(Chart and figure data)
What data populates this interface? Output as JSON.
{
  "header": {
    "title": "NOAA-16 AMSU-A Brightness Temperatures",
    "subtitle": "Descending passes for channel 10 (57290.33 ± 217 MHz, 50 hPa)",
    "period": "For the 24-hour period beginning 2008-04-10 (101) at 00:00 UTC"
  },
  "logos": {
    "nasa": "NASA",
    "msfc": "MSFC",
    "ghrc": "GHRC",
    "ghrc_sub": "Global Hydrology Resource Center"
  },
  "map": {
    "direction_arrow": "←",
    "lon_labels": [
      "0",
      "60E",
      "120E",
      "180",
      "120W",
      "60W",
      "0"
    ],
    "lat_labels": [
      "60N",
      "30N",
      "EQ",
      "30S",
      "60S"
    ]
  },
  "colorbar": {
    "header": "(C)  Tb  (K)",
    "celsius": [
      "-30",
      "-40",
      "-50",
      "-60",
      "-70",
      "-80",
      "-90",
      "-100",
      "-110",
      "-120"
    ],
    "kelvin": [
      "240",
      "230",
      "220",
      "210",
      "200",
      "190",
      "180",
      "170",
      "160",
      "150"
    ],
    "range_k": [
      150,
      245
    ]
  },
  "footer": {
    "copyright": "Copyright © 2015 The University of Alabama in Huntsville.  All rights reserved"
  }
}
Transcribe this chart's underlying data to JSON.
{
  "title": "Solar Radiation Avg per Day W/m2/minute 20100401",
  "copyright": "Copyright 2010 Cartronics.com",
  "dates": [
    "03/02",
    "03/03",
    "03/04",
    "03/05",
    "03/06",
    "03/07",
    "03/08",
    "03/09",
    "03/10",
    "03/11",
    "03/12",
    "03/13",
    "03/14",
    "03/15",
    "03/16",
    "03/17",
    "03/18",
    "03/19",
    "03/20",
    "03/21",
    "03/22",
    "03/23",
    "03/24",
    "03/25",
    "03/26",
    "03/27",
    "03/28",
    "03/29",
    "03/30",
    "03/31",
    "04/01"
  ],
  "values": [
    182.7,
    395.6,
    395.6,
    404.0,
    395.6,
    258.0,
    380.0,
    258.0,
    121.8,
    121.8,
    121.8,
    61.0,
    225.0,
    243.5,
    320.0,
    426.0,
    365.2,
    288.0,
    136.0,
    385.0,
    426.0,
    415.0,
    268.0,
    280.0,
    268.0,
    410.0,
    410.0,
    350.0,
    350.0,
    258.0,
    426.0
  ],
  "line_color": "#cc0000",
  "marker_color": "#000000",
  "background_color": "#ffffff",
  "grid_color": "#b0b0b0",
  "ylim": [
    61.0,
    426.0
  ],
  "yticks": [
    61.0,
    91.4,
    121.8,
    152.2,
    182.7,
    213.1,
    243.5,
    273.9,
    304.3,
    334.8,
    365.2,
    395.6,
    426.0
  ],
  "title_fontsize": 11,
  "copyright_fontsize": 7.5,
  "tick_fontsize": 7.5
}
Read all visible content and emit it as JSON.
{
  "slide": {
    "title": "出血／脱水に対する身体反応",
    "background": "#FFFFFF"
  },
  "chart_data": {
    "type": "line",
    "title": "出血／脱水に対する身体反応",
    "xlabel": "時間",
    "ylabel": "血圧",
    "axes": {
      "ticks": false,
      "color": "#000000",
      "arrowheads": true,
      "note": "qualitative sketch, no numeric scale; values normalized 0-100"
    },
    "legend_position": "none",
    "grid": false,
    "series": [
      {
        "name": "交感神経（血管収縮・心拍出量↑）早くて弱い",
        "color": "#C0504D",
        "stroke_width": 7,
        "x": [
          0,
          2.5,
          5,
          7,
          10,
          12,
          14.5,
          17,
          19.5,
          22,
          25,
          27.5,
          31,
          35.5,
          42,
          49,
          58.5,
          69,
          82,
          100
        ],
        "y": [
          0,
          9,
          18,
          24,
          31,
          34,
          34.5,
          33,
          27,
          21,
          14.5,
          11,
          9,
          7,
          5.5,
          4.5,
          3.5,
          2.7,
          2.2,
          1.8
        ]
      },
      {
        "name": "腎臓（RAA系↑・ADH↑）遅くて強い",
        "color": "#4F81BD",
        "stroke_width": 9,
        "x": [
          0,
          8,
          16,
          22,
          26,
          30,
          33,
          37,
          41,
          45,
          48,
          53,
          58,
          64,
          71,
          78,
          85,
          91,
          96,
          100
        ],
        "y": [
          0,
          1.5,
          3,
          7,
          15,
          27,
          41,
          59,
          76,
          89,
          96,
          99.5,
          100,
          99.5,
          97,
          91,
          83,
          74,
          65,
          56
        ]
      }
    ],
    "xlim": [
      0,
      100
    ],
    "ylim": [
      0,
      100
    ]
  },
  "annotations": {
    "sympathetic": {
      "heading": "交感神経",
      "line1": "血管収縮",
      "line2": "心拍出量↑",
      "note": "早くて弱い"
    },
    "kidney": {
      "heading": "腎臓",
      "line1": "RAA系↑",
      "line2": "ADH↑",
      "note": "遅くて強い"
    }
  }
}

(EXERCISE AIM) Each entry must be reproduced verbatim.

(ANSWER FOR THIS EXERCISE)
What data populates this interface? Output as JSON.
{
  "header": {
    "title": "NOAA-16 AMSU-A Brightness Temperatures",
    "subtitle": "Descending passes for channel 10 (57290.33 ± 217 MHz, 50 hPa)",
    "period": "For the 24-hour period beginning 2008-04-10 (101) at 00:00 UTC"
  },
  "logos": {
    "nasa": "NASA",
    "msfc": "MSFC",
    "ghrc": "GHRC",
    "ghrc_sub": "Global Hydrology Resource Center"
  },
  "map": {
    "direction_arrow": "←",
    "lon_labels": [
      "0",
      "60E",
      "120E",
      "180",
      "120W",
      "60W",
      "0"
    ],
    "lat_labels": [
      "60N",
      "30N",
      "EQ",
      "30S",
      "60S"
    ]
  },
  "colorbar": {
    "header": "(C)  Tb  (K)",
    "celsius": [
      "-30",
      "-40",
      "-50",
      "-60",
      "-70",
      "-80",
      "-90",
      "-100",
      "-110",
      "-120"
    ],
    "kelvin": [
      "240",
      "230",
      "220",
      "210",
      "200",
      "190",
      "180",
      "170",
      "160",
      "150"
    ],
    "range_k": [
      150,
      245
    ]
  },
  "footer": {
    "copyright": "Copyright © 2015 The University of Alabama in Huntsville.  All rights reserved"
  }
}
Transcribe this chart's underlying data to JSON.
{
  "title": "Solar Radiation Avg per Day W/m2/minute 20100401",
  "copyright": "Copyright 2010 Cartronics.com",
  "dates": [
    "03/02",
    "03/03",
    "03/04",
    "03/05",
    "03/06",
    "03/07",
    "03/08",
    "03/09",
    "03/10",
    "03/11",
    "03/12",
    "03/13",
    "03/14",
    "03/15",
    "03/16",
    "03/17",
    "03/18",
    "03/19",
    "03/20",
    "03/21",
    "03/22",
    "03/23",
    "03/24",
    "03/25",
    "03/26",
    "03/27",
    "03/28",
    "03/29",
    "03/30",
    "03/31",
    "04/01"
  ],
  "values": [
    182.7,
    395.6,
    395.6,
    404.0,
    395.6,
    258.0,
    380.0,
    258.0,
    121.8,
    121.8,
    121.8,
    61.0,
    225.0,
    243.5,
    320.0,
    426.0,
    365.2,
    288.0,
    136.0,
    385.0,
    426.0,
    415.0,
    268.0,
    280.0,
    268.0,
    410.0,
    410.0,
    350.0,
    350.0,
    258.0,
    426.0
  ],
  "line_color": "#cc0000",
  "marker_color": "#000000",
  "background_color": "#ffffff",
  "grid_color": "#b0b0b0",
  "ylim": [
    61.0,
    426.0
  ],
  "yticks": [
    61.0,
    91.4,
    121.8,
    152.2,
    182.7,
    213.1,
    243.5,
    273.9,
    304.3,
    334.8,
    365.2,
    395.6,
    426.0
  ],
  "title_fontsize": 11,
  "copyright_fontsize": 7.5,
  "tick_fontsize": 7.5
}
Read all visible content and emit it as JSON.
{
  "slide": {
    "title": "出血／脱水に対する身体反応",
    "background": "#FFFFFF"
  },
  "chart_data": {
    "type": "line",
    "title": "出血／脱水に対する身体反応",
    "xlabel": "時間",
    "ylabel": "血圧",
    "axes": {
      "ticks": false,
      "color": "#000000",
      "arrowheads": true,
      "note": "qualitative sketch, no numeric scale; values normalized 0-100"
    },
    "legend_position": "none",
    "grid": false,
    "series": [
      {
        "name": "交感神経（血管収縮・心拍出量↑）早くて弱い",
        "color": "#C0504D",
        "stroke_width": 7,
        "x": [
          0,
          2.5,
          5,
          7,
          10,
          12,
          14.5,
          17,
          19.5,
          22,
          25,
          27.5,
          31,
          35.5,
          42,
          49,
          58.5,
          69,
          82,
          100
        ],
        "y": [
          0,
          9,
          18,
          24,
          31,
          34,
          34.5,
          33,
          27,
          21,
          14.5,
          11,
          9,
          7,
          5.5,
          4.5,
          3.5,
          2.7,
          2.2,
          1.8
        ]
      },
      {
        "name": "腎臓（RAA系↑・ADH↑）遅くて強い",
        "color": "#4F81BD",
        "stroke_width": 9,
        "x": [
          0,
          8,
          16,
          22,
          26,
          30,
          33,
          37,
          41,
          45,
          48,
          53,
          58,
          64,
          71,
          78,
          85,
          91,
          96,
          100
        ],
        "y": [
          0,
          1.5,
          3,
          7,
          15,
          27,
          41,
          59,
          76,
          89,
          96,
          99.5,
          100,
          99.5,
          97,
          91,
          83,
          74,
          65,
          56
        ]
      }
    ],
    "xlim": [
      0,
      100
    ],
    "ylim": [
      0,
      100
    ]
  },
  "annotations": {
    "sympathetic": {
      "heading": "交感神経",
      "line1": "血管収縮",
      "line2": "心拍出量↑",
      "note": "早くて弱い"
    },
    "kidney": {
      "heading": "腎臓",
      "line1": "RAA系↑",
      "line2": "ADH↑",
      "note": "遅くて強い"
    }
  }
}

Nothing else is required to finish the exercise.